## Your task
Examine each line of the data. Copy those that contain the string "true".

## Given entries
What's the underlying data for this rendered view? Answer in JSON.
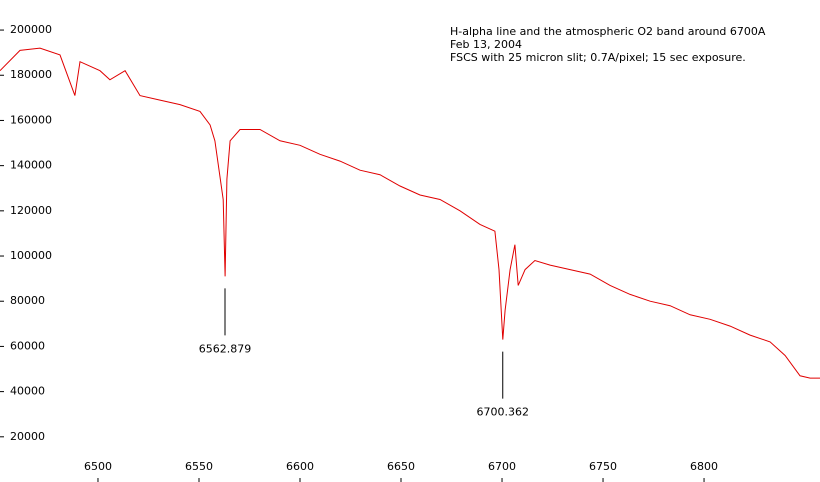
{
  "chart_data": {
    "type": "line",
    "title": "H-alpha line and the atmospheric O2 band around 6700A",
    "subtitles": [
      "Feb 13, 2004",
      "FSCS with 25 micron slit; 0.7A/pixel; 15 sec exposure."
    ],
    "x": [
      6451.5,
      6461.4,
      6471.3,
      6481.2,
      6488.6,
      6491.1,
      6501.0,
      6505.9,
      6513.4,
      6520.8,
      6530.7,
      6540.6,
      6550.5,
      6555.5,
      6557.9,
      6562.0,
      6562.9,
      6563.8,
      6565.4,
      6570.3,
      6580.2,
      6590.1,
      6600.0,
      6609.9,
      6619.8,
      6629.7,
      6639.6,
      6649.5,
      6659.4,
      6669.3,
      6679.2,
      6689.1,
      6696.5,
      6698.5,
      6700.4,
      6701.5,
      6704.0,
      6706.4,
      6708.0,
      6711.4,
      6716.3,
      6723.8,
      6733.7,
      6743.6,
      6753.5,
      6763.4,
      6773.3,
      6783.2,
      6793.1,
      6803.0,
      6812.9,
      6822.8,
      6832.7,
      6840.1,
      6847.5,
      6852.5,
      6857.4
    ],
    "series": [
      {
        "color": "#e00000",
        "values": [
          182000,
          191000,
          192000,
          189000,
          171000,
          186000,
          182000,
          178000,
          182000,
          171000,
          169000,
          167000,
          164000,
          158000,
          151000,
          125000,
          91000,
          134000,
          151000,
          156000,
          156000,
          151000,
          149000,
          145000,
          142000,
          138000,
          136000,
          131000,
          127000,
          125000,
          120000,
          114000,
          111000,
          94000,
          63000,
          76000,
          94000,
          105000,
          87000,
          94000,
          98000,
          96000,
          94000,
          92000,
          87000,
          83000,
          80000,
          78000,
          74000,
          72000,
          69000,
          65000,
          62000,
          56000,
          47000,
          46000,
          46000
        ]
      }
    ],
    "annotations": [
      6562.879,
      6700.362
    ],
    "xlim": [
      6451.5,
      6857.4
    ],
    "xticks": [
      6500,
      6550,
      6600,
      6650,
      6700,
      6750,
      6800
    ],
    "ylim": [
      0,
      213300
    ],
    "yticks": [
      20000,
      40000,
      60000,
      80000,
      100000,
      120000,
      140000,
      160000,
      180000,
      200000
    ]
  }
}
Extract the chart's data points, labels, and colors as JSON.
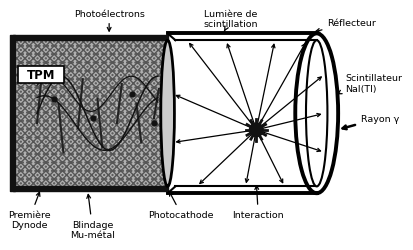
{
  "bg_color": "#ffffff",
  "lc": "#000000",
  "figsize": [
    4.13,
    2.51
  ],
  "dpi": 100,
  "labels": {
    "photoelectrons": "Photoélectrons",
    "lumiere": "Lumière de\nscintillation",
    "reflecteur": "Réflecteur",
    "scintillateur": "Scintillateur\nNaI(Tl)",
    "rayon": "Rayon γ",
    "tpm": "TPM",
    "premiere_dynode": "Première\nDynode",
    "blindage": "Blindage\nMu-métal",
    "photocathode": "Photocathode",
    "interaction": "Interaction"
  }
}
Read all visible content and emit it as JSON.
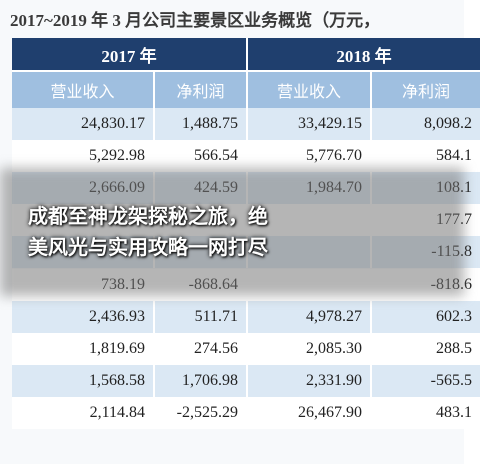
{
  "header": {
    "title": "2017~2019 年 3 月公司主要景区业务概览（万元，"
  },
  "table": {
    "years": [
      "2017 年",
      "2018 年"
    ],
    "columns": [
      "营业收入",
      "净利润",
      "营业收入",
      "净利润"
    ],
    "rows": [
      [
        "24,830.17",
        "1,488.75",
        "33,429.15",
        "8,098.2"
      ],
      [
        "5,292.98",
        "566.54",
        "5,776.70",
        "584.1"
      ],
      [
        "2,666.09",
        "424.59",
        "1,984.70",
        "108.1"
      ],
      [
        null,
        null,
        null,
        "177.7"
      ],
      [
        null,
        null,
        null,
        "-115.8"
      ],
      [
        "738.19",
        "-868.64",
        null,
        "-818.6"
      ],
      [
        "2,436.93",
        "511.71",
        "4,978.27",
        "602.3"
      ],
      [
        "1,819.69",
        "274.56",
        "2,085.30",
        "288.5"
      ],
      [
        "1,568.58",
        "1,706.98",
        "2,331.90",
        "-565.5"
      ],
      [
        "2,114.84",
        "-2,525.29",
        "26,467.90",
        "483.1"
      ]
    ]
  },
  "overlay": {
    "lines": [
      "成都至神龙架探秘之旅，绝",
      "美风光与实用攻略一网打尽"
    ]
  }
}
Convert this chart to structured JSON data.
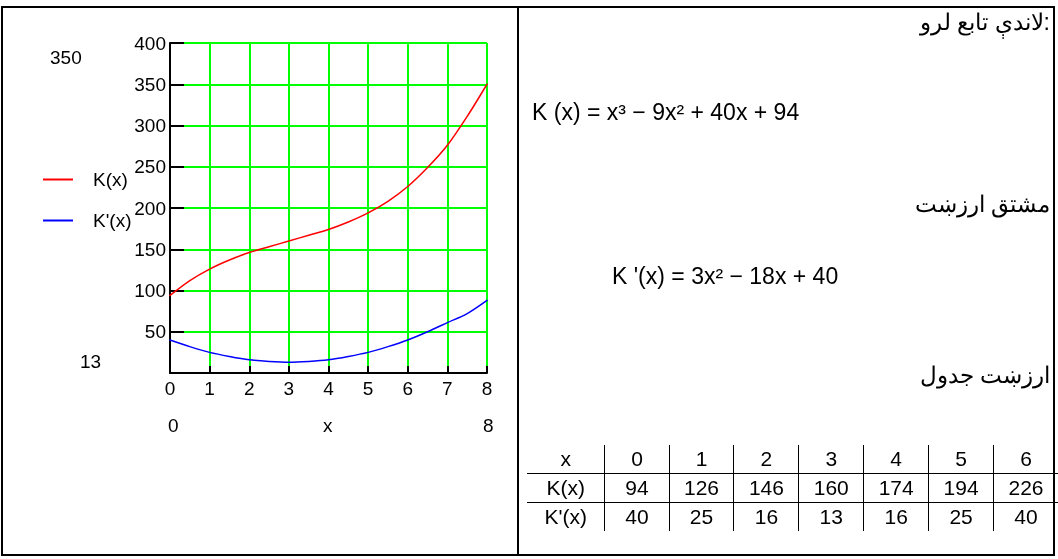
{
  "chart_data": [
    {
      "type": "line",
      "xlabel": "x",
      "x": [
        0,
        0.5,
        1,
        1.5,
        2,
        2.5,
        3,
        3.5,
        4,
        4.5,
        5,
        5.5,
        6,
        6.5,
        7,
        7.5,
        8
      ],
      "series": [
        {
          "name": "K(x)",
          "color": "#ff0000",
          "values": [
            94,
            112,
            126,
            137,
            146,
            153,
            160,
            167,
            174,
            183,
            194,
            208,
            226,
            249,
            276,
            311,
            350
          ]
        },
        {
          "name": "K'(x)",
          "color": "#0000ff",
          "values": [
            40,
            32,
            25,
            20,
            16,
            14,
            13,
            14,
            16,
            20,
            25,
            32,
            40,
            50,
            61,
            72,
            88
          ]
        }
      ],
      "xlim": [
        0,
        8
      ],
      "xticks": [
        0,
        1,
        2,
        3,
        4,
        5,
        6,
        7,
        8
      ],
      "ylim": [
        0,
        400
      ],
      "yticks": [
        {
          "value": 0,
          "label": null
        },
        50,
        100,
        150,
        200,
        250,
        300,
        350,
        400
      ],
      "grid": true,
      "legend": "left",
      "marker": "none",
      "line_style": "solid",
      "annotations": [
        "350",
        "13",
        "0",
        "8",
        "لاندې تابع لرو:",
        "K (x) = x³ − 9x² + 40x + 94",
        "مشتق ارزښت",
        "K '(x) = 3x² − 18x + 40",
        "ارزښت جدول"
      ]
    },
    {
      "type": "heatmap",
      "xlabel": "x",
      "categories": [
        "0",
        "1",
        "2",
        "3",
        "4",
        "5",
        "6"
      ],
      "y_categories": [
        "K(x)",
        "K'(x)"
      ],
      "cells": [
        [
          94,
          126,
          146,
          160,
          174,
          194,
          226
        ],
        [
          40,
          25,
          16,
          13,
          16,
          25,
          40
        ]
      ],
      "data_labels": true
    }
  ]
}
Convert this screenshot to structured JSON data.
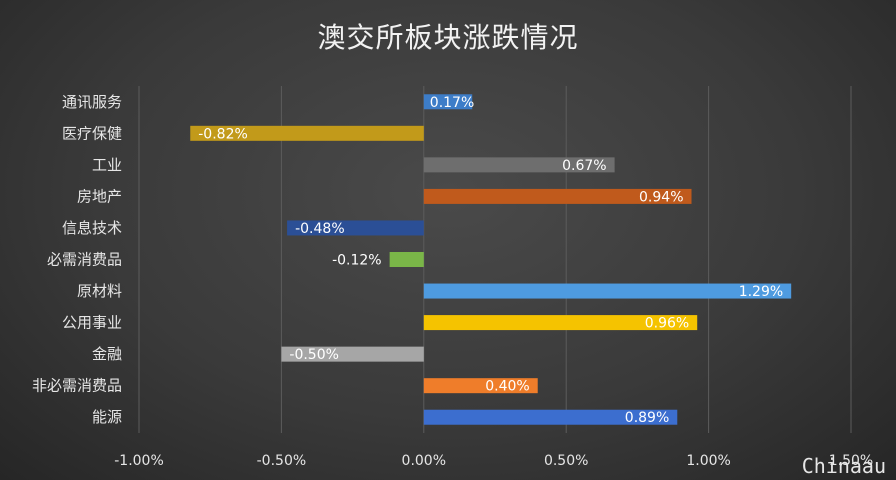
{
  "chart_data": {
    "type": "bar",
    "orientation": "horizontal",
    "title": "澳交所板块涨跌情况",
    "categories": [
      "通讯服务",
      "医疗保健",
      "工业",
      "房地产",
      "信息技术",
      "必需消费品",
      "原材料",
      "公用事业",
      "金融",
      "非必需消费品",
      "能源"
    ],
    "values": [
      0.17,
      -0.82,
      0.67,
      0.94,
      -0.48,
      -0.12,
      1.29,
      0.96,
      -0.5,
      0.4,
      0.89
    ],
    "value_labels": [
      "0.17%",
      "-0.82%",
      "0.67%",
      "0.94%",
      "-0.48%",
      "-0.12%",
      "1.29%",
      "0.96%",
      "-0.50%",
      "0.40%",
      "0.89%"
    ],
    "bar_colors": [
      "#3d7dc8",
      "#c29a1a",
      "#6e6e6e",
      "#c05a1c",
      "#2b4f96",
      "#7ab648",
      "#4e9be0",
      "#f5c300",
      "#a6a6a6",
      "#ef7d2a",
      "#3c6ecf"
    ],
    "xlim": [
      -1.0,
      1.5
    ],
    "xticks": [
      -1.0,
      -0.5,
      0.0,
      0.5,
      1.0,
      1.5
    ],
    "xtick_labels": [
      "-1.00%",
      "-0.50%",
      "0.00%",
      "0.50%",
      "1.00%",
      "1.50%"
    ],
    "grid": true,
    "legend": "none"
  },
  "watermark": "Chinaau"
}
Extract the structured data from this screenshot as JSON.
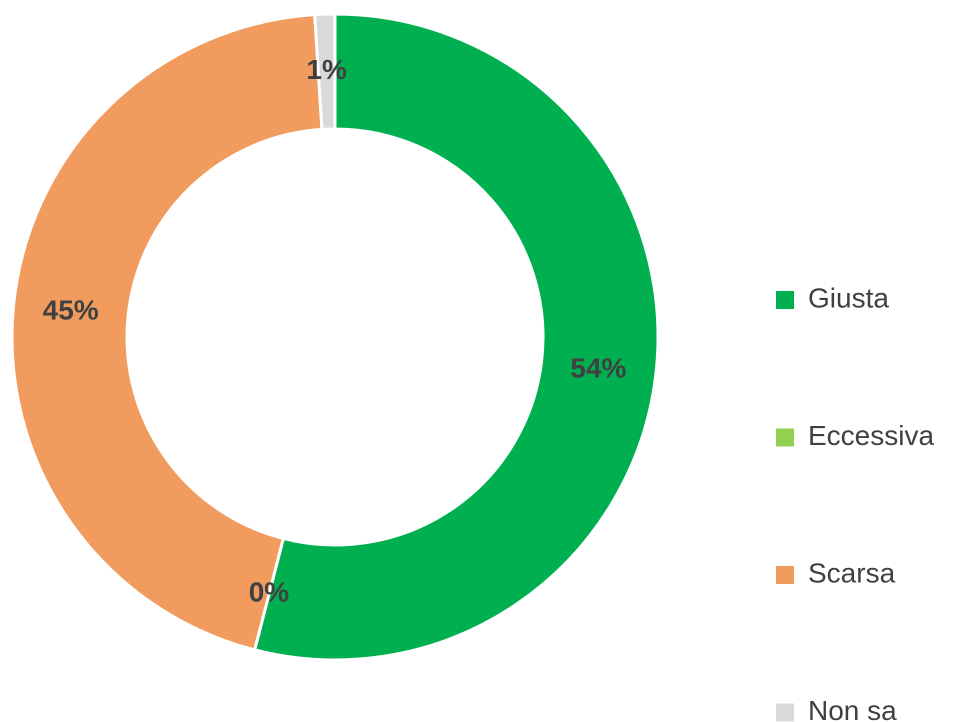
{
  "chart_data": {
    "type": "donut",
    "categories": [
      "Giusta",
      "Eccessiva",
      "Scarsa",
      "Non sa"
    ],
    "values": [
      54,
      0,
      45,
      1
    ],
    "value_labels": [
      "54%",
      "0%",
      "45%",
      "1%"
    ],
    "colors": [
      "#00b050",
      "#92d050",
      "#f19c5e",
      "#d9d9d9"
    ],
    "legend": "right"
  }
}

## Exercise solution
      "grid": true,
      "data_labels": true
    "grid": true,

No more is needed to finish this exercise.